Figure contents as structured data:
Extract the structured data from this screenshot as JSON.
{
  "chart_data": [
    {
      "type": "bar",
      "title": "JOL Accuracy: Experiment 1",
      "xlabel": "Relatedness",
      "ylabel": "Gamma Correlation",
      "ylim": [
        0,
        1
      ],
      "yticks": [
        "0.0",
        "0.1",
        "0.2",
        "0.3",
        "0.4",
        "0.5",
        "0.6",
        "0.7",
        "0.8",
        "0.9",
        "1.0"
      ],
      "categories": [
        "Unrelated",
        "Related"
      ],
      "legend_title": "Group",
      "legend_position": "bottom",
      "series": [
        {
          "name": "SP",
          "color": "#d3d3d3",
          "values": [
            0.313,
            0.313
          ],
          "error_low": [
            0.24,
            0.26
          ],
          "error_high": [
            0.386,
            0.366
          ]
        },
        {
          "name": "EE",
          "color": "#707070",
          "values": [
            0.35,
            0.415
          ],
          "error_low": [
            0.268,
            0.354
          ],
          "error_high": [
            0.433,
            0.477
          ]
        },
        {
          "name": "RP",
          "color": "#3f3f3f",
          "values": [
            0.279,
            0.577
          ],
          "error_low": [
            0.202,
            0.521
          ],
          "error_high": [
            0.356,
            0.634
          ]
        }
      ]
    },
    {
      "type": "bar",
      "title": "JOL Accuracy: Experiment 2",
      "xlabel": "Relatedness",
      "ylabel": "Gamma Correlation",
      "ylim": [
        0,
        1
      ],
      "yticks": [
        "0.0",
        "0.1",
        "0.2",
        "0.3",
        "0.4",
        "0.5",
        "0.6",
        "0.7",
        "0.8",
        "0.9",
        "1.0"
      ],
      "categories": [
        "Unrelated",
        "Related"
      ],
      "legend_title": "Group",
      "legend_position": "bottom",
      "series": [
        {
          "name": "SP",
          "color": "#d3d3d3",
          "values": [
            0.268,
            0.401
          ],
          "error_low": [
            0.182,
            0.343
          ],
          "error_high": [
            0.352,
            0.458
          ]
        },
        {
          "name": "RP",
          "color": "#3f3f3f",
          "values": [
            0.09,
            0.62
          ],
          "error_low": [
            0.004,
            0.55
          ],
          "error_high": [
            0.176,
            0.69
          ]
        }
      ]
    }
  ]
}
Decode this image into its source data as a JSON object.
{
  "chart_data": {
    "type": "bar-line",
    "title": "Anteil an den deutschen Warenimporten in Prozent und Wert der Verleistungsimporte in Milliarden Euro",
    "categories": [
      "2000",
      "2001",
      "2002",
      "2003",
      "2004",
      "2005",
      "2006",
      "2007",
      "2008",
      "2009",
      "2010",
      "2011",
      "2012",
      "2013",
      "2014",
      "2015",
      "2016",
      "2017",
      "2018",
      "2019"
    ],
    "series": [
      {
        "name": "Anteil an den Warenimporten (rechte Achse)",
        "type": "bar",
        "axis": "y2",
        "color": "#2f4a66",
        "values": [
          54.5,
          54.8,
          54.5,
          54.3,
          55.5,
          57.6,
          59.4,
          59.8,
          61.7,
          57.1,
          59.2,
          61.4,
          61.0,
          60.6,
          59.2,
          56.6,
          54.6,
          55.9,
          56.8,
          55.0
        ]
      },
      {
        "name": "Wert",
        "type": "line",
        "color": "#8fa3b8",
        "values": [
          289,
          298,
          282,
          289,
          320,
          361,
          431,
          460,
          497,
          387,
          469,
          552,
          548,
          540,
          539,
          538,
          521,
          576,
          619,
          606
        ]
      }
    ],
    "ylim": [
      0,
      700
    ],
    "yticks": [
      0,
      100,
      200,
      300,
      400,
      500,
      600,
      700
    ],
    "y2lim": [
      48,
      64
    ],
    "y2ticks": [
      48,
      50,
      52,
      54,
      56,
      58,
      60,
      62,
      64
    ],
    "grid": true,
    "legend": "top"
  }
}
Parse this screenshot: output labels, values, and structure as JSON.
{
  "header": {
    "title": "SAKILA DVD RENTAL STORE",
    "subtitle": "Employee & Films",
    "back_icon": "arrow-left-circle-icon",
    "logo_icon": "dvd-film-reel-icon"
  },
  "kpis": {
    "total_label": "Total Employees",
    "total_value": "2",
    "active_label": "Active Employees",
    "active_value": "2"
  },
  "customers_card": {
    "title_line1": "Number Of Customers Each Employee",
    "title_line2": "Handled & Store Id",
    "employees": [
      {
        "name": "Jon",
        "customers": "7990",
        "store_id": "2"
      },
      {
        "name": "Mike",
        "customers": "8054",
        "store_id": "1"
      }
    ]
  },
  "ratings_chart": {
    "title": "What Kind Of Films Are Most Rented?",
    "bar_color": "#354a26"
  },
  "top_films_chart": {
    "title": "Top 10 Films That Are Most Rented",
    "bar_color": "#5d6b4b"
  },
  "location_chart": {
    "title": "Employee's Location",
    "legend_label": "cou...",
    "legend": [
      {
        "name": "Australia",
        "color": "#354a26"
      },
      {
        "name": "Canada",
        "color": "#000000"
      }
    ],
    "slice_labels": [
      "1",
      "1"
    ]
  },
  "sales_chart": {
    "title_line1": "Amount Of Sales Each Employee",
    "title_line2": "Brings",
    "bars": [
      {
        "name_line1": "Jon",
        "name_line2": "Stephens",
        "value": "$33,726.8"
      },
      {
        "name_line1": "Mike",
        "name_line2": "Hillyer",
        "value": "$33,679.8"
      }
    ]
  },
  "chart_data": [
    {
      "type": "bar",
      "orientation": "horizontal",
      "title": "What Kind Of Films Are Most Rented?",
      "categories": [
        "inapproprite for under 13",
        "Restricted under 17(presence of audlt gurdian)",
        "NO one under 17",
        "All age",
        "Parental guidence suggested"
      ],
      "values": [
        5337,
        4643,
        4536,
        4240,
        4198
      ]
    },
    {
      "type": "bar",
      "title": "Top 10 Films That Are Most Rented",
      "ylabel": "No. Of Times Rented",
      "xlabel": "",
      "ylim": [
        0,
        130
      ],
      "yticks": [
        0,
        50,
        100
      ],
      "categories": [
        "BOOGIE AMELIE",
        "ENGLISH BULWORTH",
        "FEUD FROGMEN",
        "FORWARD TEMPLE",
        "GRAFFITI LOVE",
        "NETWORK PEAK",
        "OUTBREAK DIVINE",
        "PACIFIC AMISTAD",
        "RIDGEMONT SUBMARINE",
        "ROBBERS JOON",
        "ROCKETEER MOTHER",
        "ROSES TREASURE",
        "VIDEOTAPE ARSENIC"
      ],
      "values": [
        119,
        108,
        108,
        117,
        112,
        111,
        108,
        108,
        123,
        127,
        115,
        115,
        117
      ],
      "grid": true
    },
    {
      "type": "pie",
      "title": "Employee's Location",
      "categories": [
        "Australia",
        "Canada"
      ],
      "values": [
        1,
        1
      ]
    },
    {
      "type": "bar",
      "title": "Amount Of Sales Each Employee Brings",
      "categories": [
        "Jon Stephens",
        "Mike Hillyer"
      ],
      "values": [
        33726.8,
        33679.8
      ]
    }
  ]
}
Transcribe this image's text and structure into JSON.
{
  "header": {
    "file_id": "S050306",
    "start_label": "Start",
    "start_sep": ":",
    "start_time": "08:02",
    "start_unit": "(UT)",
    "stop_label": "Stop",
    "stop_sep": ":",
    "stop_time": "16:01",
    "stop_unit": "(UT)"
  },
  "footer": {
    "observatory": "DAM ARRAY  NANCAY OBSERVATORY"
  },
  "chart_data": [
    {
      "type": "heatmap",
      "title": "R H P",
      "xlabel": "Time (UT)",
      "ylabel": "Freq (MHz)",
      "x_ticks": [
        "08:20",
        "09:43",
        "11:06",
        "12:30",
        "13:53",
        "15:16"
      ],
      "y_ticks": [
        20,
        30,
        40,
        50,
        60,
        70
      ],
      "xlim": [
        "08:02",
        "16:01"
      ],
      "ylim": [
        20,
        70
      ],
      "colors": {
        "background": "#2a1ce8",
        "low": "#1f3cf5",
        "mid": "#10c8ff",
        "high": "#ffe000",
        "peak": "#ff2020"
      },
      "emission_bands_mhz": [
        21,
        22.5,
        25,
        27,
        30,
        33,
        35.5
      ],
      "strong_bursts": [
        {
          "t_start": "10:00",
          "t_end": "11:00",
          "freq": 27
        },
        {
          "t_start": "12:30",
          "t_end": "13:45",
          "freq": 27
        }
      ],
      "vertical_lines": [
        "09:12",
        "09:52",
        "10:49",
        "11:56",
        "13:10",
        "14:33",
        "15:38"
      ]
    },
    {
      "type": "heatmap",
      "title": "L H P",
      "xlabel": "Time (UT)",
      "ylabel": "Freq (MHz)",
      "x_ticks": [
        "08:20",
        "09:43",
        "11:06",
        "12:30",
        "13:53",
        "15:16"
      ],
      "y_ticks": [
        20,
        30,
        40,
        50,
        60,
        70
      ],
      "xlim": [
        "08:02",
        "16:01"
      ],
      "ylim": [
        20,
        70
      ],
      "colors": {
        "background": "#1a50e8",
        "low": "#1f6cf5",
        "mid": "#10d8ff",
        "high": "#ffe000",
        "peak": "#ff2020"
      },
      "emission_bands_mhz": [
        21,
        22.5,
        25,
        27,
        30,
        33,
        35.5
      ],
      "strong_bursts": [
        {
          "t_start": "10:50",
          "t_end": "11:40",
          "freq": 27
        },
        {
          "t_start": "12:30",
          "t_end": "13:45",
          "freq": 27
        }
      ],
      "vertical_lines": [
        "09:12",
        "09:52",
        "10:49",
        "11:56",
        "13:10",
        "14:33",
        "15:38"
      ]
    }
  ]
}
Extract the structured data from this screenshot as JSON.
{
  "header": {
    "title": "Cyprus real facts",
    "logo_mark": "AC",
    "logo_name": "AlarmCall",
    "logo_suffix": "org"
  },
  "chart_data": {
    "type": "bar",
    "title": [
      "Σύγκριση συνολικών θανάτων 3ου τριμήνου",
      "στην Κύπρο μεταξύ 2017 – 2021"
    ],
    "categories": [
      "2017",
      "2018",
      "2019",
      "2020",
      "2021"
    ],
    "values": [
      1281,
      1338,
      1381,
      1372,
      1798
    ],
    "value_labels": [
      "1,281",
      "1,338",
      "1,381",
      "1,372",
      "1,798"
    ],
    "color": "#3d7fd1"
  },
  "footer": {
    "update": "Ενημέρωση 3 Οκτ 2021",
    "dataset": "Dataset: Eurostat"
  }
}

• Exercise aim: List the lines of the material in which the word "JSON" occurs.

• Exercise result:
Extract the structured data from this screenshot as JSON.
Decode this image into its source data as a JSON object.
Parse this screenshot: output labels, values, and structure as JSON.
Transcribe this image's text and structure into JSON.
Extract the structured data from this screenshot as JSON.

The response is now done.